#### [MATERIAL PROVIDED]
## begin
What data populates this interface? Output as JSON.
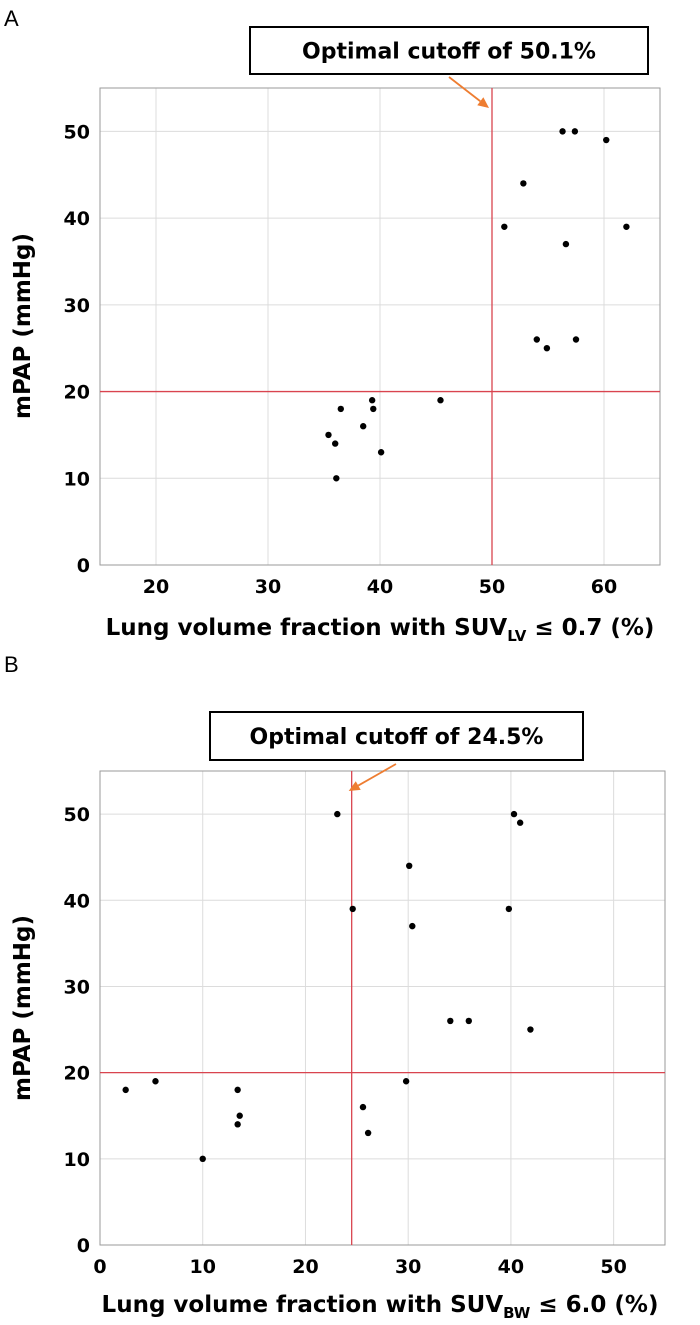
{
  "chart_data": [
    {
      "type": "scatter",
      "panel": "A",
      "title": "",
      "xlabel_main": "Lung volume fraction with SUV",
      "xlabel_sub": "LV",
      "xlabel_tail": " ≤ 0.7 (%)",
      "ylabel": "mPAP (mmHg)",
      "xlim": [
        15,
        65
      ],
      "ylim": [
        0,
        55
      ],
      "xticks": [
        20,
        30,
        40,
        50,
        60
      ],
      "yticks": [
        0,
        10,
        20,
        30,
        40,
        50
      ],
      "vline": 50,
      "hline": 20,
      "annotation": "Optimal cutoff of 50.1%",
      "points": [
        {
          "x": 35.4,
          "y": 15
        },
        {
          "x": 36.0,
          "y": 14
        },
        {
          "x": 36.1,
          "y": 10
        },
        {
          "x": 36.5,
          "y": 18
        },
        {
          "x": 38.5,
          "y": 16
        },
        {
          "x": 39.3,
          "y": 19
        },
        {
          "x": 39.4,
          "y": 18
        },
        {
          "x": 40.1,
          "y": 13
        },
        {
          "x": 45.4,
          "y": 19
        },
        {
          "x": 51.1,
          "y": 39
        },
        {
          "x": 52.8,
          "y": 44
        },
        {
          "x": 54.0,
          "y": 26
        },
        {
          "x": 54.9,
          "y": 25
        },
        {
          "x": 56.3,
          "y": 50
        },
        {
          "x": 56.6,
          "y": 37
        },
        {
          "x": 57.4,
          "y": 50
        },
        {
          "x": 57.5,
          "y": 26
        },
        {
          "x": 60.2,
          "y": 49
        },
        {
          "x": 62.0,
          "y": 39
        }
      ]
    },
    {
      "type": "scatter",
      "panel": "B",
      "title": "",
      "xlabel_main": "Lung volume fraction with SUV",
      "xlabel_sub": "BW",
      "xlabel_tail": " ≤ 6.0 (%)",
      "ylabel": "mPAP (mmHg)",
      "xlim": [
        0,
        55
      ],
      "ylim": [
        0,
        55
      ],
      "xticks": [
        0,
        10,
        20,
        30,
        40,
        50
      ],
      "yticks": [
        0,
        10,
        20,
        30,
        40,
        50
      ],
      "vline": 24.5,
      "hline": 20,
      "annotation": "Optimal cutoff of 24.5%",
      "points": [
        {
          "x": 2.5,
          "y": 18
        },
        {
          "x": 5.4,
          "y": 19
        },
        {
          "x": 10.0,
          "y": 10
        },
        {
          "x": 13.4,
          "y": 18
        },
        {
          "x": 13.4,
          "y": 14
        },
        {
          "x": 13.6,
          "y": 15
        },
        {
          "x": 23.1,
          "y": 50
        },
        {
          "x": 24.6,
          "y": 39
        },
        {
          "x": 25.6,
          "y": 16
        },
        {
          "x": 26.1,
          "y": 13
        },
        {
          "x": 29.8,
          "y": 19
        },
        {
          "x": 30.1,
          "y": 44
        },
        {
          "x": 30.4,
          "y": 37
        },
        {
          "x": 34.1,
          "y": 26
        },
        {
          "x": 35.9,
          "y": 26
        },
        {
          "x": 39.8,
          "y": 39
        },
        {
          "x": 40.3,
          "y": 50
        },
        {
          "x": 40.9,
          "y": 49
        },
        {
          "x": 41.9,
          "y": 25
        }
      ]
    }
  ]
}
## end
#### [DIRECTIONS FOR THIS TASK]
Set down the material exactly, every line of it, except for the pictures.

#### [RESULT FOR THIS EXERCISE]
What data populates this interface? Output as JSON.
{
  "chart_data": [
    {
      "type": "scatter",
      "panel": "A",
      "title": "",
      "xlabel_main": "Lung volume fraction with SUV",
      "xlabel_sub": "LV",
      "xlabel_tail": " ≤ 0.7 (%)",
      "ylabel": "mPAP (mmHg)",
      "xlim": [
        15,
        65
      ],
      "ylim": [
        0,
        55
      ],
      "xticks": [
        20,
        30,
        40,
        50,
        60
      ],
      "yticks": [
        0,
        10,
        20,
        30,
        40,
        50
      ],
      "vline": 50,
      "hline": 20,
      "annotation": "Optimal cutoff of 50.1%",
      "points": [
        {
          "x": 35.4,
          "y": 15
        },
        {
          "x": 36.0,
          "y": 14
        },
        {
          "x": 36.1,
          "y": 10
        },
        {
          "x": 36.5,
          "y": 18
        },
        {
          "x": 38.5,
          "y": 16
        },
        {
          "x": 39.3,
          "y": 19
        },
        {
          "x": 39.4,
          "y": 18
        },
        {
          "x": 40.1,
          "y": 13
        },
        {
          "x": 45.4,
          "y": 19
        },
        {
          "x": 51.1,
          "y": 39
        },
        {
          "x": 52.8,
          "y": 44
        },
        {
          "x": 54.0,
          "y": 26
        },
        {
          "x": 54.9,
          "y": 25
        },
        {
          "x": 56.3,
          "y": 50
        },
        {
          "x": 56.6,
          "y": 37
        },
        {
          "x": 57.4,
          "y": 50
        },
        {
          "x": 57.5,
          "y": 26
        },
        {
          "x": 60.2,
          "y": 49
        },
        {
          "x": 62.0,
          "y": 39
        }
      ]
    },
    {
      "type": "scatter",
      "panel": "B",
      "title": "",
      "xlabel_main": "Lung volume fraction with SUV",
      "xlabel_sub": "BW",
      "xlabel_tail": " ≤ 6.0 (%)",
      "ylabel": "mPAP (mmHg)",
      "xlim": [
        0,
        55
      ],
      "ylim": [
        0,
        55
      ],
      "xticks": [
        0,
        10,
        20,
        30,
        40,
        50
      ],
      "yticks": [
        0,
        10,
        20,
        30,
        40,
        50
      ],
      "vline": 24.5,
      "hline": 20,
      "annotation": "Optimal cutoff of 24.5%",
      "points": [
        {
          "x": 2.5,
          "y": 18
        },
        {
          "x": 5.4,
          "y": 19
        },
        {
          "x": 10.0,
          "y": 10
        },
        {
          "x": 13.4,
          "y": 18
        },
        {
          "x": 13.4,
          "y": 14
        },
        {
          "x": 13.6,
          "y": 15
        },
        {
          "x": 23.1,
          "y": 50
        },
        {
          "x": 24.6,
          "y": 39
        },
        {
          "x": 25.6,
          "y": 16
        },
        {
          "x": 26.1,
          "y": 13
        },
        {
          "x": 29.8,
          "y": 19
        },
        {
          "x": 30.1,
          "y": 44
        },
        {
          "x": 30.4,
          "y": 37
        },
        {
          "x": 34.1,
          "y": 26
        },
        {
          "x": 35.9,
          "y": 26
        },
        {
          "x": 39.8,
          "y": 39
        },
        {
          "x": 40.3,
          "y": 50
        },
        {
          "x": 40.9,
          "y": 49
        },
        {
          "x": 41.9,
          "y": 25
        }
      ]
    }
  ]
}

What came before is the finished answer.